* [SET EXERCISE]:
Filter the entries below, keeping only lines with the word "인간성에".

:: RAW DATA

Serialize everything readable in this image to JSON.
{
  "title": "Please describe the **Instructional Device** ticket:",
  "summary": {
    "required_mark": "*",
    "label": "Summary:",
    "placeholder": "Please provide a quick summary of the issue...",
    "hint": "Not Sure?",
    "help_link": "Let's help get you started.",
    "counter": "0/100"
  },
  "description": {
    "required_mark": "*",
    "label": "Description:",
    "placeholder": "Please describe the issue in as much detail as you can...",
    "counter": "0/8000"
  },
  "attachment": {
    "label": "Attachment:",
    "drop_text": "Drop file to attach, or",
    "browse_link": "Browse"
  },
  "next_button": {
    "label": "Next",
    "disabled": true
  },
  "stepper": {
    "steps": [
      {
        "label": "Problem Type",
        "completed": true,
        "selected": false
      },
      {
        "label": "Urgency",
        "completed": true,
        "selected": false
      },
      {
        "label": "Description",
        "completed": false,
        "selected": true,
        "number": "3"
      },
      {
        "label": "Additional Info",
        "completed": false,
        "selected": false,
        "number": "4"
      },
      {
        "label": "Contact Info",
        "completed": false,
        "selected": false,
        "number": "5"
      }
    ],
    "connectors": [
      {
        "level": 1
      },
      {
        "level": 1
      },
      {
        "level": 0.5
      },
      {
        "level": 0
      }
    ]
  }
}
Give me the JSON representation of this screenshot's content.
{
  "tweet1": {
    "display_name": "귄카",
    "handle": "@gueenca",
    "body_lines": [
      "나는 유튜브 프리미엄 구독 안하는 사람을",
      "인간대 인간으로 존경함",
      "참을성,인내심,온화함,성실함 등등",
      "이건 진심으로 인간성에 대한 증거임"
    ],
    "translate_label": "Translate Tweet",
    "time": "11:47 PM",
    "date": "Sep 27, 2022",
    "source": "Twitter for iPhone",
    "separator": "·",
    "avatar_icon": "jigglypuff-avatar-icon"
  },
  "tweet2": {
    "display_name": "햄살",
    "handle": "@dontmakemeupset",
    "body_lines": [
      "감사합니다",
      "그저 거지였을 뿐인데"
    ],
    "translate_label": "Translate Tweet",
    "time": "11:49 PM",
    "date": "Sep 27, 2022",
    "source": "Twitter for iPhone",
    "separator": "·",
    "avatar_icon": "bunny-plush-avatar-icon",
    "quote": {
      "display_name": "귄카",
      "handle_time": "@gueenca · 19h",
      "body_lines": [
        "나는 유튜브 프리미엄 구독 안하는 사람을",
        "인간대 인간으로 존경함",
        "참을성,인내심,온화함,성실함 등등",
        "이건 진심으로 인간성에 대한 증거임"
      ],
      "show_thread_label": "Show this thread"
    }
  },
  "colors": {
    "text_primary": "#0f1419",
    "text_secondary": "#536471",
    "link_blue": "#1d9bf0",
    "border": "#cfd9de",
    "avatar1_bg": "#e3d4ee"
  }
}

::::
:: RAW DATA

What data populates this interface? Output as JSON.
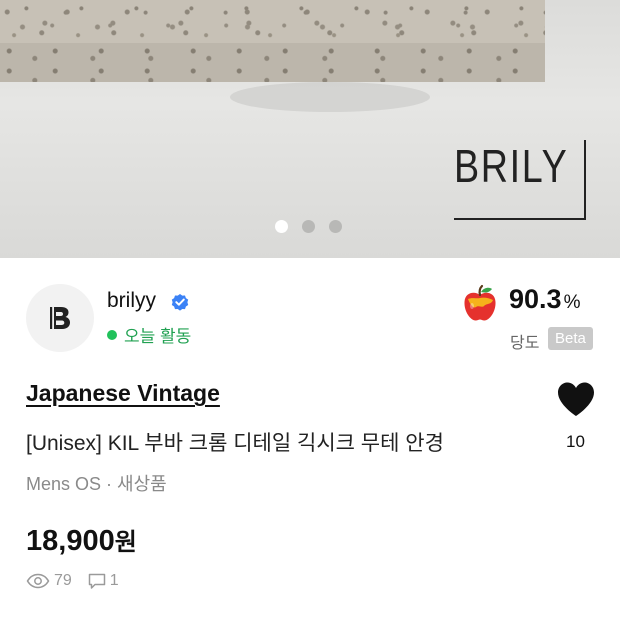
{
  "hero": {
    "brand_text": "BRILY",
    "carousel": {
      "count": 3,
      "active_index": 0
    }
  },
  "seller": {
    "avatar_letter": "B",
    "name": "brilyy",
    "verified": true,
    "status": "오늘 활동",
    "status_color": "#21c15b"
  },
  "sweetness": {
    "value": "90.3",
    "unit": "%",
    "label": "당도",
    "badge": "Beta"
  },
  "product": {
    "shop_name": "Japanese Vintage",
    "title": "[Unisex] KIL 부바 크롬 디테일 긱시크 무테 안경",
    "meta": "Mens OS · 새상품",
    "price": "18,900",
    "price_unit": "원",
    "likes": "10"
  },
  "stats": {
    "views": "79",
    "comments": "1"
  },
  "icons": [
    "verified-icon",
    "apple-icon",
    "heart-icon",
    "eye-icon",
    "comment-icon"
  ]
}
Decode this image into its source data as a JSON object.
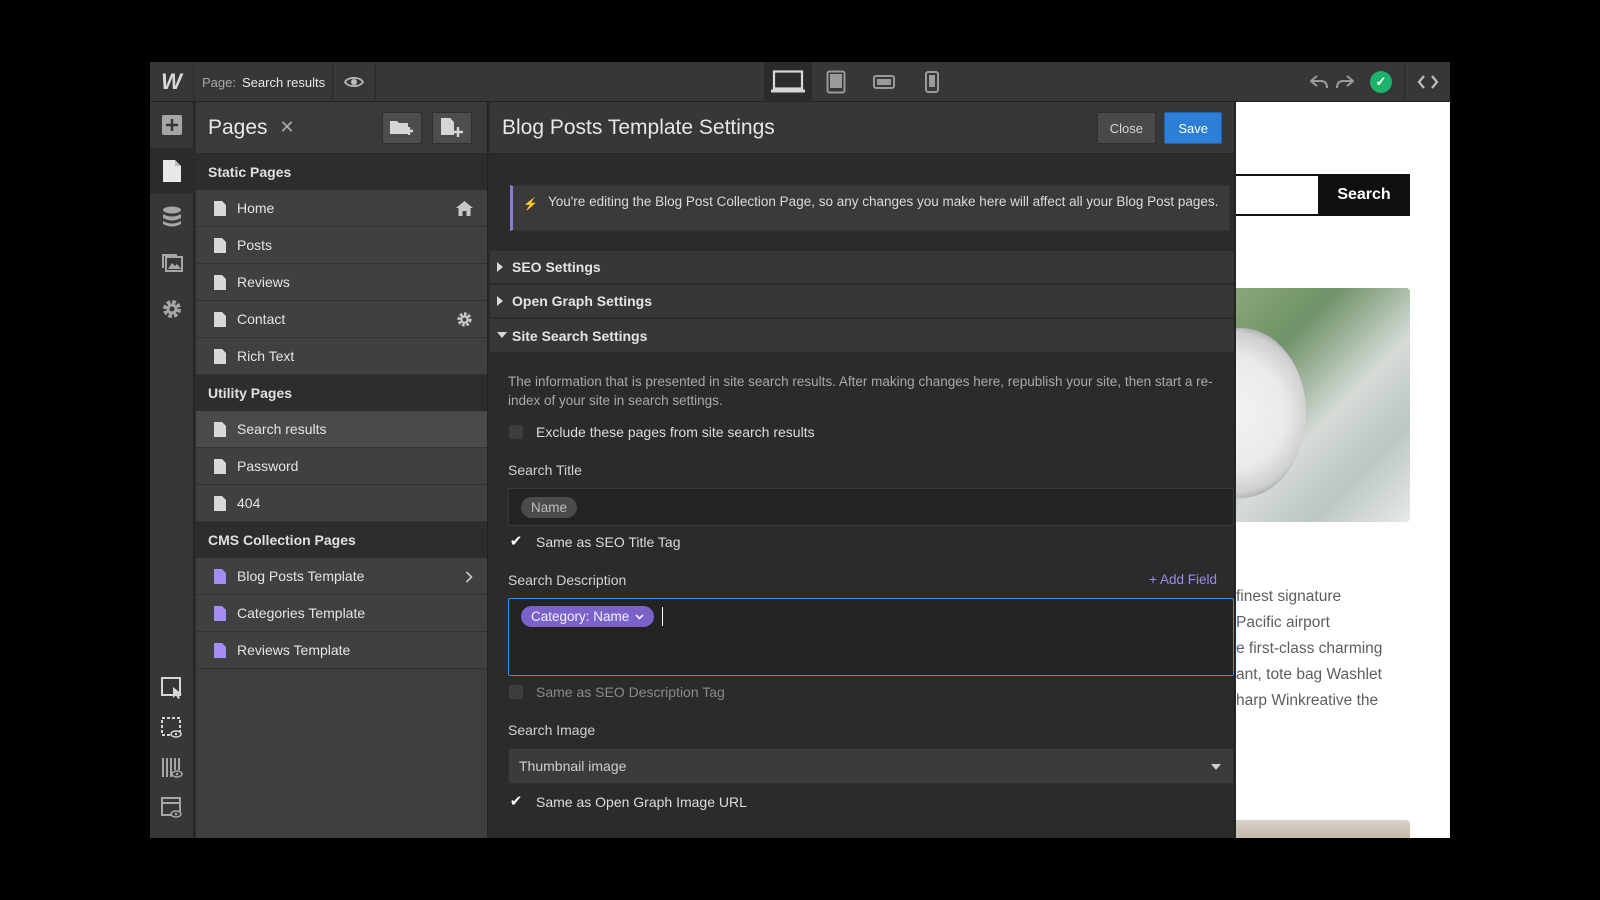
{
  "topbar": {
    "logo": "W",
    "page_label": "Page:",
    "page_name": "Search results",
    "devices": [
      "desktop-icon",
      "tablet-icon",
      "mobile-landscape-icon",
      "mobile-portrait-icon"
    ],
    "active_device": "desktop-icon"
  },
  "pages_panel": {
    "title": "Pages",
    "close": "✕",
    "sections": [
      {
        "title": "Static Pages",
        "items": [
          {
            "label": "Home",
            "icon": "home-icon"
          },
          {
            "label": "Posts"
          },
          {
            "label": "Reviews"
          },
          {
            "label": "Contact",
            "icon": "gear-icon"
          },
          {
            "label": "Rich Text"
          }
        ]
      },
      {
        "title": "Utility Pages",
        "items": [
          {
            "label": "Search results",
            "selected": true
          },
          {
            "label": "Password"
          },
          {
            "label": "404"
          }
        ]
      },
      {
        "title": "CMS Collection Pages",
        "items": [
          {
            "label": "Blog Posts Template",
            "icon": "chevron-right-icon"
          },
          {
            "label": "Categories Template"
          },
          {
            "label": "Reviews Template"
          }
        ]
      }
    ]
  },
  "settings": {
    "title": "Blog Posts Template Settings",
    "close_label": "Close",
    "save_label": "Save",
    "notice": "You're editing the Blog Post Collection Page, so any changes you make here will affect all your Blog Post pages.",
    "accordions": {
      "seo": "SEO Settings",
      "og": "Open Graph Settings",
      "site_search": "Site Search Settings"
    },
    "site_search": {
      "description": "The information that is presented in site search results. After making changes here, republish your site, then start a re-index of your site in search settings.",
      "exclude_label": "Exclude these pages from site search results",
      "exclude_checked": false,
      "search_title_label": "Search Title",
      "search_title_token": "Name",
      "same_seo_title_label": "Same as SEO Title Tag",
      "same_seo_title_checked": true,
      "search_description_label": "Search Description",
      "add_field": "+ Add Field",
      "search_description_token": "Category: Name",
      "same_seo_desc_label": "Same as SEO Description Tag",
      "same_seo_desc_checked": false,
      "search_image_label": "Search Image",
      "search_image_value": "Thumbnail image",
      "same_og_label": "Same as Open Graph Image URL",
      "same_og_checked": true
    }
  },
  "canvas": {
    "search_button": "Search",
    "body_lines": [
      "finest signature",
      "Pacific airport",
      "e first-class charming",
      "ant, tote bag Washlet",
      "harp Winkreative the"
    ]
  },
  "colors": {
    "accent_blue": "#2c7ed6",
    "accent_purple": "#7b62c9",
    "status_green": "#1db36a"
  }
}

::::

* [RESPONSE TO THE TASK]:
      "이건 진심으로 인간성에 대한 증거임"
        "이건 진심으로 인간성에 대한 증거임"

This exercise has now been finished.